- **Task details**
Transcribe the listing that follows in full, omitting pictures.

- **Extracted information**
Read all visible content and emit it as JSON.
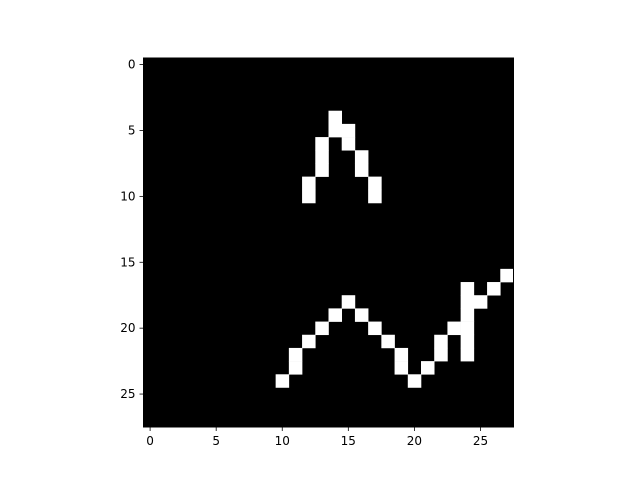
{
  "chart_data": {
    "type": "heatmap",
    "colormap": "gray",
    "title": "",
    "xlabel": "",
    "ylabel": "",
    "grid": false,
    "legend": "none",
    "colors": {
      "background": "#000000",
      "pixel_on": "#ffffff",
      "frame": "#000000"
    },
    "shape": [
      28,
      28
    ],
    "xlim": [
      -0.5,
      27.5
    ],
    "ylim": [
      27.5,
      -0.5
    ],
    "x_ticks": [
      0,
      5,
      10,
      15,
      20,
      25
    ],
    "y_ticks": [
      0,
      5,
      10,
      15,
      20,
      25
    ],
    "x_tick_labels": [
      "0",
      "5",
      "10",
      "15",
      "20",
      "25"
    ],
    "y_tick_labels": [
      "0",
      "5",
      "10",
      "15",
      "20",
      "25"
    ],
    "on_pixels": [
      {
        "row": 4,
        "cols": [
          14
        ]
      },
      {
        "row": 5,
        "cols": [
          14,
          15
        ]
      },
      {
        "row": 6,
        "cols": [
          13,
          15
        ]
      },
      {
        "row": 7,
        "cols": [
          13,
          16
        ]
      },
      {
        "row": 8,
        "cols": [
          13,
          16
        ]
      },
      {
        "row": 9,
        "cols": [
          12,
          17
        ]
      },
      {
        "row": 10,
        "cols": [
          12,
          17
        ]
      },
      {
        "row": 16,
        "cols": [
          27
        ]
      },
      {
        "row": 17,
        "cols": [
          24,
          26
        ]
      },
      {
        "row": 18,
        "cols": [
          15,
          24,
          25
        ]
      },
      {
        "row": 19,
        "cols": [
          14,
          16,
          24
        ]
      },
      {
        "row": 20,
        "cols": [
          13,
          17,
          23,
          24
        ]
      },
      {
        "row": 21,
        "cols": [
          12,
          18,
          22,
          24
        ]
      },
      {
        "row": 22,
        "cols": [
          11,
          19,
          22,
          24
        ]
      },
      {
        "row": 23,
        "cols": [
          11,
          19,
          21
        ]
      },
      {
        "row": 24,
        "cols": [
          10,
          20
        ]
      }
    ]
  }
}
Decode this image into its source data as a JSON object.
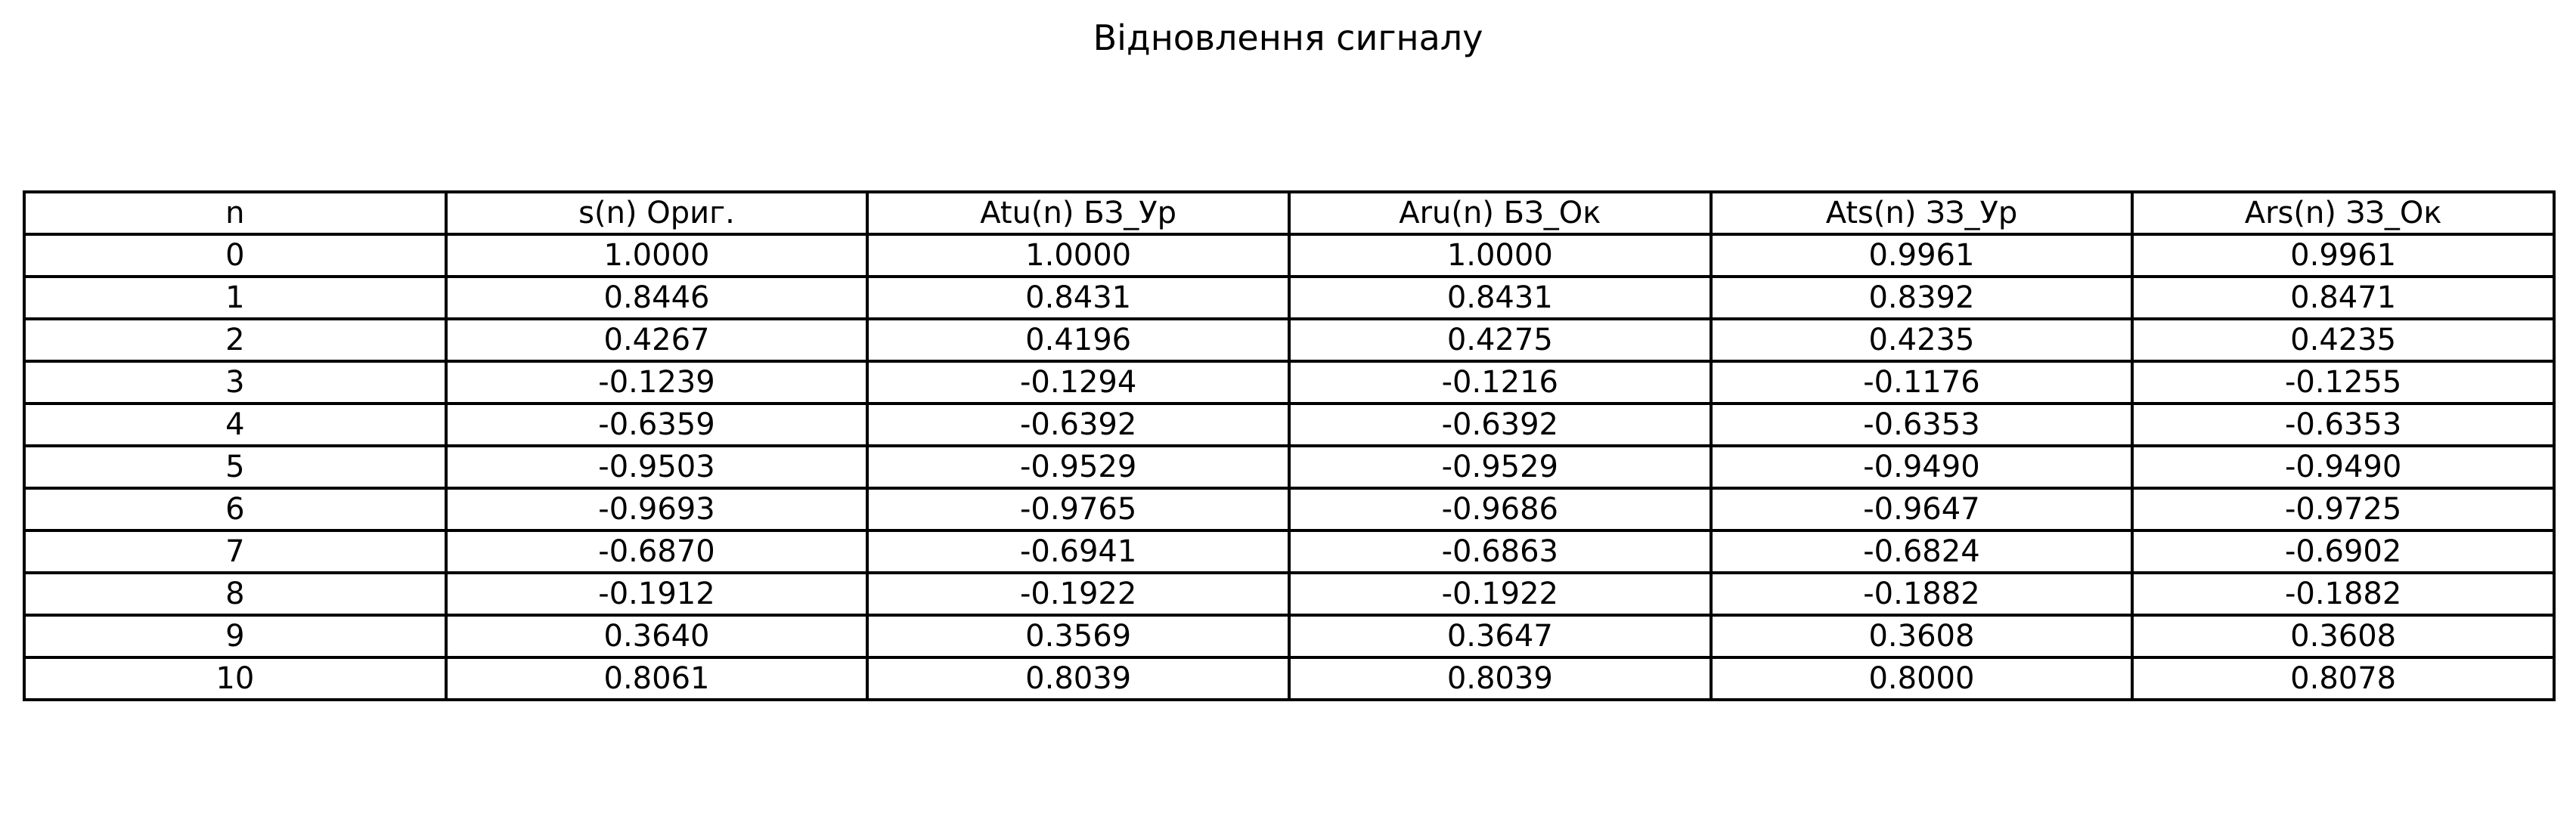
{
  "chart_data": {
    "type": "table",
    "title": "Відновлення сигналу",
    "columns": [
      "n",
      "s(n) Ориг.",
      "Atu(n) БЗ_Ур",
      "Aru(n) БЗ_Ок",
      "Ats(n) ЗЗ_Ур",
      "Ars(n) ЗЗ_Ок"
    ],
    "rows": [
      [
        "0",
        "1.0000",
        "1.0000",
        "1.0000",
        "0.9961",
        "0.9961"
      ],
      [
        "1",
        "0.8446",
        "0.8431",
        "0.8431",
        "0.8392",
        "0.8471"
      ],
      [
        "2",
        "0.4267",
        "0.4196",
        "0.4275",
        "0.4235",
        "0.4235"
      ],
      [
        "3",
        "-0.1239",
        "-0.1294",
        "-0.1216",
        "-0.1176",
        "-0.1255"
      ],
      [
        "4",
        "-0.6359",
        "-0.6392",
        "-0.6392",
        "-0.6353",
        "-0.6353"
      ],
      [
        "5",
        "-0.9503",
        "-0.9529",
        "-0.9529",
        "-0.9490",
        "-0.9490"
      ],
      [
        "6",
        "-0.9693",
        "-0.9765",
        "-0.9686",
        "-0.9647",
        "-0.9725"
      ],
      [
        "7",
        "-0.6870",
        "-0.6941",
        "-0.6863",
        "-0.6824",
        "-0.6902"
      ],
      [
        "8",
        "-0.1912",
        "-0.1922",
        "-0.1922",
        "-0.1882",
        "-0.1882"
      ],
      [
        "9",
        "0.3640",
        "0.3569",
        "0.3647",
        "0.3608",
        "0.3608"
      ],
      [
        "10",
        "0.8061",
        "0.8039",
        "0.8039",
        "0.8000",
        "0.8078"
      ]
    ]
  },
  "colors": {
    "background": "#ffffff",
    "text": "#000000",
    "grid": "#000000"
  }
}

- **Correct answer**
Read all visible content and emit it as JSON.
{
  "chart_data": {
    "type": "heatmap",
    "colormap": "gray",
    "title": "",
    "xlabel": "",
    "ylabel": "",
    "grid": false,
    "legend": "none",
    "colors": {
      "background": "#000000",
      "pixel_on": "#ffffff",
      "frame": "#000000"
    },
    "shape": [
      28,
      28
    ],
    "xlim": [
      -0.5,
      27.5
    ],
    "ylim": [
      27.5,
      -0.5
    ],
    "x_ticks": [
      0,
      5,
      10,
      15,
      20,
      25
    ],
    "y_ticks": [
      0,
      5,
      10,
      15,
      20,
      25
    ],
    "x_tick_labels": [
      "0",
      "5",
      "10",
      "15",
      "20",
      "25"
    ],
    "y_tick_labels": [
      "0",
      "5",
      "10",
      "15",
      "20",
      "25"
    ],
    "on_pixels": [
      {
        "row": 4,
        "cols": [
          14
        ]
      },
      {
        "row": 5,
        "cols": [
          14,
          15
        ]
      },
      {
        "row": 6,
        "cols": [
          13,
          15
        ]
      },
      {
        "row": 7,
        "cols": [
          13,
          16
        ]
      },
      {
        "row": 8,
        "cols": [
          13,
          16
        ]
      },
      {
        "row": 9,
        "cols": [
          12,
          17
        ]
      },
      {
        "row": 10,
        "cols": [
          12,
          17
        ]
      },
      {
        "row": 16,
        "cols": [
          27
        ]
      },
      {
        "row": 17,
        "cols": [
          24,
          26
        ]
      },
      {
        "row": 18,
        "cols": [
          15,
          24,
          25
        ]
      },
      {
        "row": 19,
        "cols": [
          14,
          16,
          24
        ]
      },
      {
        "row": 20,
        "cols": [
          13,
          17,
          23,
          24
        ]
      },
      {
        "row": 21,
        "cols": [
          12,
          18,
          22,
          24
        ]
      },
      {
        "row": 22,
        "cols": [
          11,
          19,
          22,
          24
        ]
      },
      {
        "row": 23,
        "cols": [
          11,
          19,
          21
        ]
      },
      {
        "row": 24,
        "cols": [
          10,
          20
        ]
      }
    ]
  }
}
Decode this image into its source data as a JSON object.
{
  "chart_data": {
    "type": "table",
    "title": "Відновлення сигналу",
    "columns": [
      "n",
      "s(n) Ориг.",
      "Atu(n) БЗ_Ур",
      "Aru(n) БЗ_Ок",
      "Ats(n) ЗЗ_Ур",
      "Ars(n) ЗЗ_Ок"
    ],
    "rows": [
      [
        "0",
        "1.0000",
        "1.0000",
        "1.0000",
        "0.9961",
        "0.9961"
      ],
      [
        "1",
        "0.8446",
        "0.8431",
        "0.8431",
        "0.8392",
        "0.8471"
      ],
      [
        "2",
        "0.4267",
        "0.4196",
        "0.4275",
        "0.4235",
        "0.4235"
      ],
      [
        "3",
        "-0.1239",
        "-0.1294",
        "-0.1216",
        "-0.1176",
        "-0.1255"
      ],
      [
        "4",
        "-0.6359",
        "-0.6392",
        "-0.6392",
        "-0.6353",
        "-0.6353"
      ],
      [
        "5",
        "-0.9503",
        "-0.9529",
        "-0.9529",
        "-0.9490",
        "-0.9490"
      ],
      [
        "6",
        "-0.9693",
        "-0.9765",
        "-0.9686",
        "-0.9647",
        "-0.9725"
      ],
      [
        "7",
        "-0.6870",
        "-0.6941",
        "-0.6863",
        "-0.6824",
        "-0.6902"
      ],
      [
        "8",
        "-0.1912",
        "-0.1922",
        "-0.1922",
        "-0.1882",
        "-0.1882"
      ],
      [
        "9",
        "0.3640",
        "0.3569",
        "0.3647",
        "0.3608",
        "0.3608"
      ],
      [
        "10",
        "0.8061",
        "0.8039",
        "0.8039",
        "0.8000",
        "0.8078"
      ]
    ]
  },
  "colors": {
    "background": "#ffffff",
    "text": "#000000",
    "grid": "#000000"
  }
}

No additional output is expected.